%%
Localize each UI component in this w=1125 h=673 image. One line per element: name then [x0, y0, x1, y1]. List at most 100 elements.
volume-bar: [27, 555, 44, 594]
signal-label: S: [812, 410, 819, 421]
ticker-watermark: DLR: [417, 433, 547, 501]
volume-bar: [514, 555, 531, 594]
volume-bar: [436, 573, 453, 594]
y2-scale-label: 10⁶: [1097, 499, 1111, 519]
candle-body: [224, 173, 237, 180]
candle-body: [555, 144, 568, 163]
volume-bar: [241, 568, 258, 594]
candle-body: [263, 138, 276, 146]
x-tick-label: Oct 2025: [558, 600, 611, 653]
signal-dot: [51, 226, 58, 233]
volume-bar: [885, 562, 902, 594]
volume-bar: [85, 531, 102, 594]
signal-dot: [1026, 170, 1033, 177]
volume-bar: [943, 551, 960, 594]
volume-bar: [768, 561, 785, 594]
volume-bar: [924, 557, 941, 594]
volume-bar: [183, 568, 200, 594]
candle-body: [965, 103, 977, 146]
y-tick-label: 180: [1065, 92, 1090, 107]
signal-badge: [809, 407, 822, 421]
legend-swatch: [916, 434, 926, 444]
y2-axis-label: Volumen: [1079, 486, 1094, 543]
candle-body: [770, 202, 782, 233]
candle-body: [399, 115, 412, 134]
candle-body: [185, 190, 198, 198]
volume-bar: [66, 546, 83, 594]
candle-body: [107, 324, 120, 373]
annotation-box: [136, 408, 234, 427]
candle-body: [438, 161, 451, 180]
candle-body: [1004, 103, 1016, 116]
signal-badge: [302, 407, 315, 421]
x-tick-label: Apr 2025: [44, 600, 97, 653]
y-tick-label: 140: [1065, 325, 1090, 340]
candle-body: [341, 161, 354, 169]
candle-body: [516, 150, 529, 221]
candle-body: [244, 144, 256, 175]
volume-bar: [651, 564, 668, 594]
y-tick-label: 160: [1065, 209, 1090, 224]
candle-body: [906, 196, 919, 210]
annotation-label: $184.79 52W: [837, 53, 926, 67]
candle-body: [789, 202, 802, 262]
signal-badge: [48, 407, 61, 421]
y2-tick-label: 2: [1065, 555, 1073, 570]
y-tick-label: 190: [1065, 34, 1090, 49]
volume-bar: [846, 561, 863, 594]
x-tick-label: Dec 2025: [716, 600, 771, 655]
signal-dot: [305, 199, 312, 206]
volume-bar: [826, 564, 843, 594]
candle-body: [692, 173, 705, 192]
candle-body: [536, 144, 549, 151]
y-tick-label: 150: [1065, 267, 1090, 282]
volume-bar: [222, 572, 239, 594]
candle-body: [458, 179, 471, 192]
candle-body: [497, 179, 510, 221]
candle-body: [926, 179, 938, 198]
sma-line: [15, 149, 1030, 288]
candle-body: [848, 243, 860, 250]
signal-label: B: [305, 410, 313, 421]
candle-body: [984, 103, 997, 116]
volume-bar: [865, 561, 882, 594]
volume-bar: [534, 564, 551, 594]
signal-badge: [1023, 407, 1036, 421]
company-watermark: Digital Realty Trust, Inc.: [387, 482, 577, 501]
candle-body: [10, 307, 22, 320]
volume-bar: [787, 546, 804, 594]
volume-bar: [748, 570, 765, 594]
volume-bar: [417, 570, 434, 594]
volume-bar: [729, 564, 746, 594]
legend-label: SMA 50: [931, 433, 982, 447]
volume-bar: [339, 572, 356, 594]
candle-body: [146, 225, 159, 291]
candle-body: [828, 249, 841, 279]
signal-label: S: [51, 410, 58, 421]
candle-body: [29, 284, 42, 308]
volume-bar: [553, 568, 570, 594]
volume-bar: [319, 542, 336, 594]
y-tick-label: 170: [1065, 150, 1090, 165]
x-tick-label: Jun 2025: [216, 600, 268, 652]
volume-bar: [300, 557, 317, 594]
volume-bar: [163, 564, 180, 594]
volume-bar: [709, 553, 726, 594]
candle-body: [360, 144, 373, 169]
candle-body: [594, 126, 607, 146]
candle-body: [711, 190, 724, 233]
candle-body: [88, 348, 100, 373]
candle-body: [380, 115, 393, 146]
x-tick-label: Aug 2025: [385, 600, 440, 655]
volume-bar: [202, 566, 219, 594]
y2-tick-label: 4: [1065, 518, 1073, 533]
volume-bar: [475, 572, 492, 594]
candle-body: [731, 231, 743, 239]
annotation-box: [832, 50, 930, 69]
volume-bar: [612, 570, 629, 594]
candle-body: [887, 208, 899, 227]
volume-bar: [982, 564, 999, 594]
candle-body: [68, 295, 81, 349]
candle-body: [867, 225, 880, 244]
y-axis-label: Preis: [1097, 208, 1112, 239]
%%
%%
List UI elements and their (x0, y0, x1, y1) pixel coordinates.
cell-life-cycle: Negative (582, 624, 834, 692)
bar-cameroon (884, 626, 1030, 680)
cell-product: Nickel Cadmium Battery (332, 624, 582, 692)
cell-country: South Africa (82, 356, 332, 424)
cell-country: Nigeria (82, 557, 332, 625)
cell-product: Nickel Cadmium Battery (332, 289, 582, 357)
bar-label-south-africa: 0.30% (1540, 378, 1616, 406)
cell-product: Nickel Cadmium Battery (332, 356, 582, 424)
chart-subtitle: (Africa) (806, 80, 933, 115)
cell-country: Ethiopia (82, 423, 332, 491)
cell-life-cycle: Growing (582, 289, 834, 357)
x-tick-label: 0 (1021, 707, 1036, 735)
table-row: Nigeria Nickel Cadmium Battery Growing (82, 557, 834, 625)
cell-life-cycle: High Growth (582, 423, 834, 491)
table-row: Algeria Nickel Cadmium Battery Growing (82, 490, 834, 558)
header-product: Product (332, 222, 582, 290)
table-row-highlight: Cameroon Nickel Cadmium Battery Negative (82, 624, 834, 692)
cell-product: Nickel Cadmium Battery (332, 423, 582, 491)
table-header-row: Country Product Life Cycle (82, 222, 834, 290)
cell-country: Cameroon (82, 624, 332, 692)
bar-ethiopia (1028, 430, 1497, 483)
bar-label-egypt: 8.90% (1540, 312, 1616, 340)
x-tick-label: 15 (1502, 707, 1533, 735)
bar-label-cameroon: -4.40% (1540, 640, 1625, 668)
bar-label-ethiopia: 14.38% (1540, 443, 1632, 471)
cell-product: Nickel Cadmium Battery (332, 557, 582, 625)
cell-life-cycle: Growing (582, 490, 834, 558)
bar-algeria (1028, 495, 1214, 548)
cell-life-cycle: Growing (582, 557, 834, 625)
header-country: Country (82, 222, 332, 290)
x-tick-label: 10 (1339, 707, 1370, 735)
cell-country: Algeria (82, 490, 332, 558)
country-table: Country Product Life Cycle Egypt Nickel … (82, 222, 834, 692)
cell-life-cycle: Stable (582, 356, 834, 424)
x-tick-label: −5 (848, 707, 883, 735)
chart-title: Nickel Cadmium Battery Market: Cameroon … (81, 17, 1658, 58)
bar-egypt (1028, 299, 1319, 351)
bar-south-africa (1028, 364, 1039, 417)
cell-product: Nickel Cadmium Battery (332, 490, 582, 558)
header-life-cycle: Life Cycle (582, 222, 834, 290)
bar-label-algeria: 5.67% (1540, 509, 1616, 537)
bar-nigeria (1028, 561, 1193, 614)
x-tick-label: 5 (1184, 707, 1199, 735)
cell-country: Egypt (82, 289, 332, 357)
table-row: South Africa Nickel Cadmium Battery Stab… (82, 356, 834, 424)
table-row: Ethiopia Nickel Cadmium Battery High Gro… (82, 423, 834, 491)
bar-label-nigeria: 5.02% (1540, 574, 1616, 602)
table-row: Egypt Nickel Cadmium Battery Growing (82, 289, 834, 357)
%%
Please substitute "candlestick-body" for "candle-body" in the records starting at the line containing "Localize each UI" and ending at the line containing "volume-bar: [924, 557, 941, 594]", and give those lines again with nothing else changed.

__ANSWER IN FULL__.
Localize each UI component in this w=1125 h=673 image. One line per element: name then [x0, y0, x1, y1]. List at most 100 elements.
volume-bar: [27, 555, 44, 594]
signal-label: S: [812, 410, 819, 421]
ticker-watermark: DLR: [417, 433, 547, 501]
volume-bar: [514, 555, 531, 594]
volume-bar: [436, 573, 453, 594]
y2-scale-label: 10⁶: [1097, 499, 1111, 519]
candlestick-body: [224, 173, 237, 180]
candlestick-body: [555, 144, 568, 163]
volume-bar: [241, 568, 258, 594]
candlestick-body: [263, 138, 276, 146]
x-tick-label: Oct 2025: [558, 600, 611, 653]
signal-dot: [51, 226, 58, 233]
volume-bar: [885, 562, 902, 594]
volume-bar: [85, 531, 102, 594]
signal-dot: [1026, 170, 1033, 177]
volume-bar: [943, 551, 960, 594]
volume-bar: [768, 561, 785, 594]
volume-bar: [924, 557, 941, 594]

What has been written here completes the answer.